[Data provided]:
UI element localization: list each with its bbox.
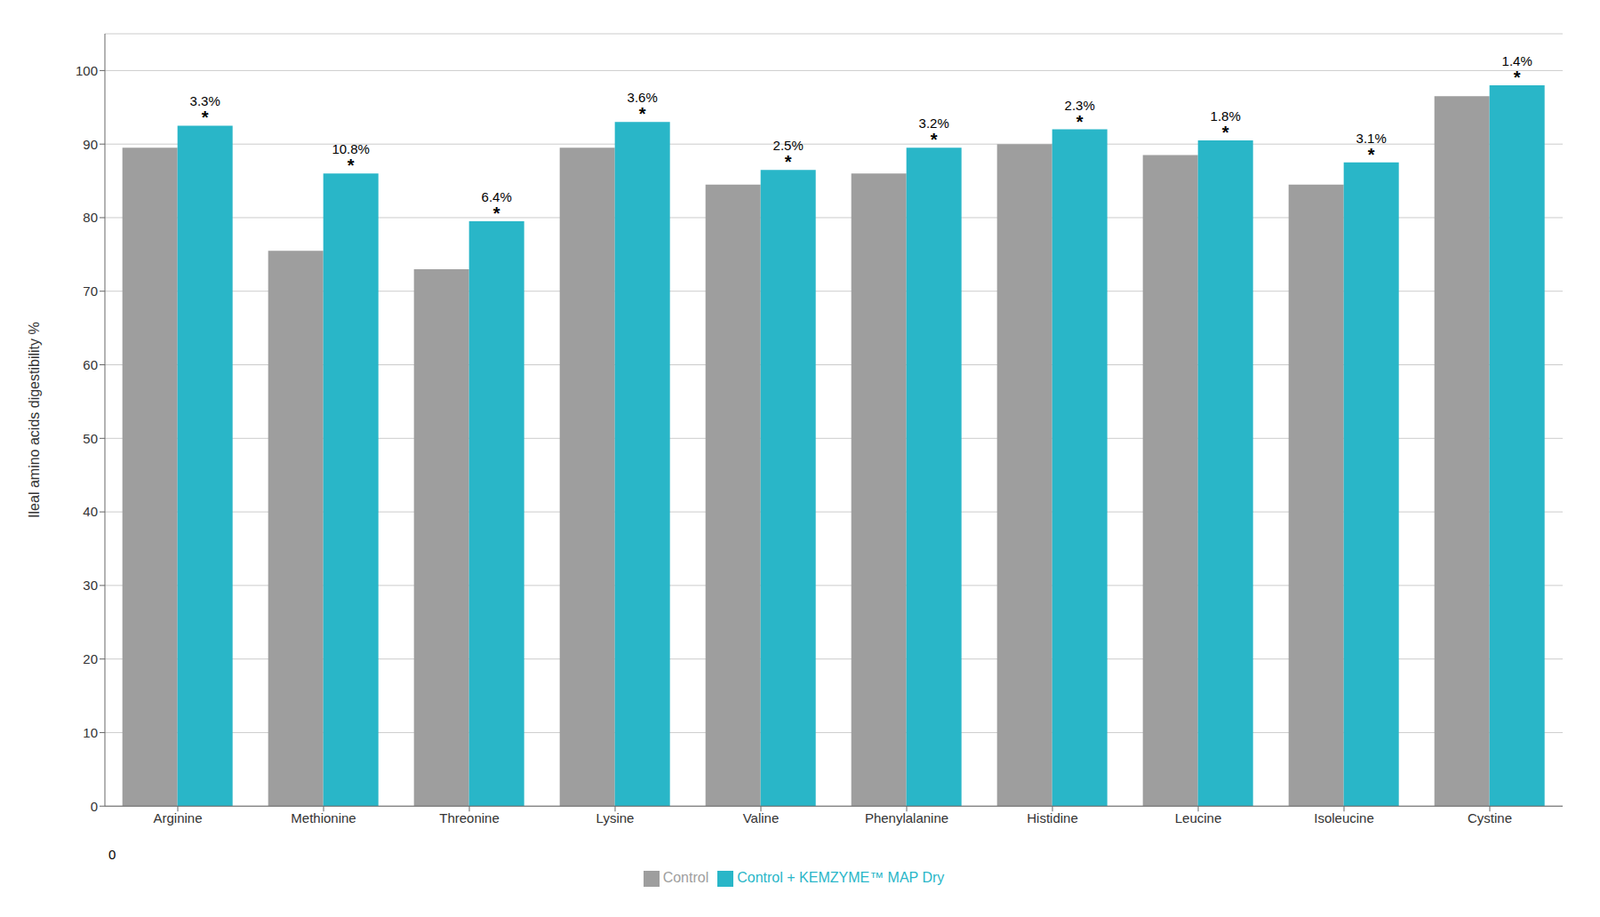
svg-text:*: * [1076, 112, 1084, 132]
svg-text:Leucine: Leucine [1175, 810, 1223, 826]
svg-text:Histidine: Histidine [1026, 810, 1079, 826]
svg-text:*: * [1368, 144, 1376, 165]
svg-text:1.4%: 1.4% [1502, 53, 1533, 69]
svg-text:Cystine: Cystine [1467, 810, 1512, 826]
svg-text:0: 0 [108, 847, 116, 863]
svg-text:*: * [639, 104, 647, 124]
html-text:Control + KEMZYME™ MAP Dry: Control + KEMZYME™ MAP Dry [737, 870, 945, 886]
svg-text:50: 50 [82, 431, 98, 447]
svg-text:Arginine: Arginine [152, 810, 202, 826]
svg-text:Valine: Valine [743, 810, 780, 826]
svg-text:*: * [1222, 122, 1230, 143]
svg-text:30: 30 [82, 577, 98, 593]
svg-text:90: 90 [82, 136, 98, 152]
svg-text:*: * [347, 155, 355, 176]
svg-text:Ileal amino acids digestibilit: Ileal amino acids digestibility % [26, 321, 42, 519]
svg-text:*: * [784, 152, 792, 172]
svg-text:10.8%: 10.8% [331, 141, 370, 157]
svg-text:*: * [493, 203, 501, 224]
svg-text:70: 70 [82, 283, 98, 299]
svg-text:1.8%: 1.8% [1210, 108, 1241, 124]
svg-text:Isoleucine: Isoleucine [1313, 810, 1375, 826]
html-text:Control: Control [662, 870, 709, 886]
svg-text:Methionine: Methionine [290, 810, 356, 826]
svg-text:0: 0 [90, 799, 98, 815]
svg-text:Lysine: Lysine [596, 810, 635, 826]
svg-text:*: * [1513, 67, 1521, 88]
svg-text:80: 80 [82, 209, 98, 225]
svg-text:Threonine: Threonine [439, 810, 500, 826]
svg-text:3.1%: 3.1% [1356, 130, 1387, 146]
svg-text:3.3%: 3.3% [190, 93, 221, 109]
svg-text:6.4%: 6.4% [481, 189, 512, 205]
svg-text:Phenylalanine: Phenylalanine [864, 810, 949, 826]
svg-text:3.6%: 3.6% [627, 89, 658, 105]
svg-text:2.5%: 2.5% [773, 137, 804, 153]
svg-text:20: 20 [82, 651, 98, 667]
svg-text:2.3%: 2.3% [1064, 97, 1096, 113]
svg-text:*: * [201, 107, 209, 128]
svg-text:3.2%: 3.2% [919, 115, 950, 131]
svg-text:60: 60 [82, 357, 98, 373]
svg-text:40: 40 [82, 504, 98, 520]
svg-text:*: * [930, 129, 938, 150]
svg-text:10: 10 [82, 725, 98, 741]
svg-text:100: 100 [75, 63, 98, 79]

[Directions for this task]: Please extract the lines from the one with "svg-text:*: * [1076, 112, 1084, 132]" up to and including the one with "svg-text:*: * [639, 104, 647, 124]", copying each line as it appears in the items.

[Answer]:
svg-text:*: * [1076, 112, 1084, 132]
svg-text:Leucine: Leucine [1175, 810, 1223, 826]
svg-text:Histidine: Histidine [1026, 810, 1079, 826]
svg-text:*: * [1368, 144, 1376, 165]
svg-text:1.4%: 1.4% [1502, 53, 1533, 69]
svg-text:Cystine: Cystine [1467, 810, 1512, 826]
svg-text:0: 0 [108, 847, 116, 863]
svg-text:*: * [639, 104, 647, 124]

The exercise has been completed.